[Text provided]
▼

The Central Foreign Affairs Commission is a commission of the Central Committee of the Chinese Communist Party (CCP) that exercises general oversight on matters related to foreign affairs. It is currently chaired by CCP General Secretary and President Xi Jinping, with Premier Li Keqiang as its deputy leader. The main execution body of the commission is the General Office, with the director of the Office being China's top diplomat, currently Wang Yi. Since 1993, the leader of the group had also served as General Secretary of the Chinese Communist Party and President of the People's Republic of China.

History 
The commission was first established in 1981 as the Central Foreign Affairs Leading Group (FALG or FALSG; ). Established in 1981, the FALG was chaired until 1988 by Li Xiannian, a leading member of the Eight Elders, CCP Vice-chairman from 1977 to 1982, and Chinese president from 1983 to 1988; Li represented the interests of nationalist hard-liners and economic leftists, and generally opposed the policies of Deng Xiaoping, then-de facto leader. During the 1990s, the Chinese leadership became more institutionalized and less focused on factional and informal politics.

▲

[Items]

▼

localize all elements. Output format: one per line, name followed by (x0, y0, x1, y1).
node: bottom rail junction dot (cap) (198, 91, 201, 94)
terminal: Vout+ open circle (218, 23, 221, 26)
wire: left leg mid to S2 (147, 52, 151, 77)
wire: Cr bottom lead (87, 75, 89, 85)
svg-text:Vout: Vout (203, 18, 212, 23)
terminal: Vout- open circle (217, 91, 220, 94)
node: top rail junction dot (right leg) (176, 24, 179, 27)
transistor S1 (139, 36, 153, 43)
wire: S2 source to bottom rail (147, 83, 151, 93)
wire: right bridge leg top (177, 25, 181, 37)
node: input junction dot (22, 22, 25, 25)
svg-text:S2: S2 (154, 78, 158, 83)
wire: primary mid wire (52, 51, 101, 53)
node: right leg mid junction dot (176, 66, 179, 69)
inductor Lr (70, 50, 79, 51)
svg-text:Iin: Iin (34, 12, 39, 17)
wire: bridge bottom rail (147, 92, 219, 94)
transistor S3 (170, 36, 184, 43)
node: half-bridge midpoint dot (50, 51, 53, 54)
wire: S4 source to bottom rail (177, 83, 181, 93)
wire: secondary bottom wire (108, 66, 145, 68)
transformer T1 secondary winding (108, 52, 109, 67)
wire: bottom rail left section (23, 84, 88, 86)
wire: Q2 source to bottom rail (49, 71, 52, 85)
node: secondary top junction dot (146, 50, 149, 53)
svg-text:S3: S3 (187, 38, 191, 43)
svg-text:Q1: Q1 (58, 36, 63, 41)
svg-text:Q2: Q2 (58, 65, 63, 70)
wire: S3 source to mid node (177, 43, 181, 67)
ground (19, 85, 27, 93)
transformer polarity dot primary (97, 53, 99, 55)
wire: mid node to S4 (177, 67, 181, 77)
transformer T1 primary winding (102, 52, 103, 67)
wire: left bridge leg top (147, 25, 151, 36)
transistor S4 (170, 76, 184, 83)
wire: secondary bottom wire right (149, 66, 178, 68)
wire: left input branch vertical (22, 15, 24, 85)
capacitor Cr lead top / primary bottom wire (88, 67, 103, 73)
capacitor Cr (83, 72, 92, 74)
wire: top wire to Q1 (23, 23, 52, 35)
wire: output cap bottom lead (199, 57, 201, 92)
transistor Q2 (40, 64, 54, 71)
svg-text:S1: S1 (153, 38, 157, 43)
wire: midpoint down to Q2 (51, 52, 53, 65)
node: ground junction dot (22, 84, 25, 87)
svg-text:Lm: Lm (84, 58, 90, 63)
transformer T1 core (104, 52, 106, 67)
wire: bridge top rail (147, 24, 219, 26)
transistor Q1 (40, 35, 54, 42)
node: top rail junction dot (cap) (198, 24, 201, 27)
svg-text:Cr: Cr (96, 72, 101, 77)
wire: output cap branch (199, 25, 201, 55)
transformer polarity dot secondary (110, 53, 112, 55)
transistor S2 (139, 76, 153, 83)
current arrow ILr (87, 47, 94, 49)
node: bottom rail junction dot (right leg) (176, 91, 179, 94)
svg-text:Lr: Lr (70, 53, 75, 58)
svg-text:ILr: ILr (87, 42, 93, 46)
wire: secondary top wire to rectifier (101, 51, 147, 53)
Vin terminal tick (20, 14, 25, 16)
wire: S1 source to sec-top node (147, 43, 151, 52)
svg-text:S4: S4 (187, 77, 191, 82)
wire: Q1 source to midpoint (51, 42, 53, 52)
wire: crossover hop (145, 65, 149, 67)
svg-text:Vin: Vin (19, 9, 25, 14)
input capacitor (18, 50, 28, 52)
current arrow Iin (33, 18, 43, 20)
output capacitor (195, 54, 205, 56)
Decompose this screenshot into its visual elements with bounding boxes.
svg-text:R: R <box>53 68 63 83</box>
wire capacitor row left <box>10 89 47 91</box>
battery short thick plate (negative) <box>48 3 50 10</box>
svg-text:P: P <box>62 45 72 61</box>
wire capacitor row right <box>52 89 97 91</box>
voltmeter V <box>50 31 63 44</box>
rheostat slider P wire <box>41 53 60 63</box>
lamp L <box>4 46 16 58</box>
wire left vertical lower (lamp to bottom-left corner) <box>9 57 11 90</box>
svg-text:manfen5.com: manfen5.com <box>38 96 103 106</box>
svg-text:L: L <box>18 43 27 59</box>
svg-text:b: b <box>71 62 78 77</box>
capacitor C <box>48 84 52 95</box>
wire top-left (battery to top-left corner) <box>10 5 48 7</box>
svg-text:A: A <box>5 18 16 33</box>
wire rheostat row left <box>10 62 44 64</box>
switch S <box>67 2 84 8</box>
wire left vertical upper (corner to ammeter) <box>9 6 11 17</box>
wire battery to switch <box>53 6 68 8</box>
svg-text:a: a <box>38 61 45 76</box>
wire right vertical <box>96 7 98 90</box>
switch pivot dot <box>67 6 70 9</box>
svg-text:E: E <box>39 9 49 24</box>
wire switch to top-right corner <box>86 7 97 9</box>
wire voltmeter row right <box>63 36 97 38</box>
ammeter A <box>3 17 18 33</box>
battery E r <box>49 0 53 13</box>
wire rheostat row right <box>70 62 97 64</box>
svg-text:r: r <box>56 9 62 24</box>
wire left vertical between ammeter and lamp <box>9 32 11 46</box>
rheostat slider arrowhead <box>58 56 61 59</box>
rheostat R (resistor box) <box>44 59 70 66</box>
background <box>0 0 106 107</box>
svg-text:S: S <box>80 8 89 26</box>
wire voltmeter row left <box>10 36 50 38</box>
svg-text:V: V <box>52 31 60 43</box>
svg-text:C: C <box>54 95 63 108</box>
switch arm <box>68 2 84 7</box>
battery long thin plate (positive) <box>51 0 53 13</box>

▲

[What is required] In the text on the Central Foreign Affairs Commission, who chaired the Central Foreign Affairs Leading Group until 1988?

[Finished task] Li Xiannian